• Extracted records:

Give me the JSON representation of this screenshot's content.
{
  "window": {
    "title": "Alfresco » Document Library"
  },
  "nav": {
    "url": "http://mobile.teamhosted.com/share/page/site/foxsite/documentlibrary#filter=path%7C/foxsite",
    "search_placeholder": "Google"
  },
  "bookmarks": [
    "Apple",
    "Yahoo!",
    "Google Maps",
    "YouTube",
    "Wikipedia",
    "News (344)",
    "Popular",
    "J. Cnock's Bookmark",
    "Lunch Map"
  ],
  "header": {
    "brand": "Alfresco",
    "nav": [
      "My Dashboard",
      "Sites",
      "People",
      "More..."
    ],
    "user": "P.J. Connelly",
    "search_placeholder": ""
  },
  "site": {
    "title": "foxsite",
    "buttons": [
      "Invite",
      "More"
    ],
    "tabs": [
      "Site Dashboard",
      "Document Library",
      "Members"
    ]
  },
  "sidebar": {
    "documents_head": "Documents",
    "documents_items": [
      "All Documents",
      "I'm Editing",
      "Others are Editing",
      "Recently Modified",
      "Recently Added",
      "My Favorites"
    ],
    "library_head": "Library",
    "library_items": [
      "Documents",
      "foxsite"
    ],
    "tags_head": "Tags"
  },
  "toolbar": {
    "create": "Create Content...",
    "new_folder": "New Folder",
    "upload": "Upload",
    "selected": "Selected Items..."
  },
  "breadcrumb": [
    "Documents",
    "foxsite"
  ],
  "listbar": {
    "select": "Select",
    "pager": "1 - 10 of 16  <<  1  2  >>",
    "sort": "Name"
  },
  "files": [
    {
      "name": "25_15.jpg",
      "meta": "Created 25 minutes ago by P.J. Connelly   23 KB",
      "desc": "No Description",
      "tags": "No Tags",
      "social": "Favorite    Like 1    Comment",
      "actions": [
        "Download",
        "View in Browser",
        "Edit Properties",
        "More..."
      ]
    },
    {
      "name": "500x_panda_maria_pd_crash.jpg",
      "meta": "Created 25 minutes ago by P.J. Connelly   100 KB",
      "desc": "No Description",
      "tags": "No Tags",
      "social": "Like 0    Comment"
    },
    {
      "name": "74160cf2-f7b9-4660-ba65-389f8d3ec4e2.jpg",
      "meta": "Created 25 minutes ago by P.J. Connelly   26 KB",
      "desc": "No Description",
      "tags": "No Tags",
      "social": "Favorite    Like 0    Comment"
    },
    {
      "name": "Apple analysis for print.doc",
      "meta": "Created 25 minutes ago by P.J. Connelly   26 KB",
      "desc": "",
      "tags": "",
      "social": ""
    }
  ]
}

• Task prompt: Pull out all lines containing "title".

• Correct result:
    "title": "Alfresco » Document Library"
    "title": "foxsite",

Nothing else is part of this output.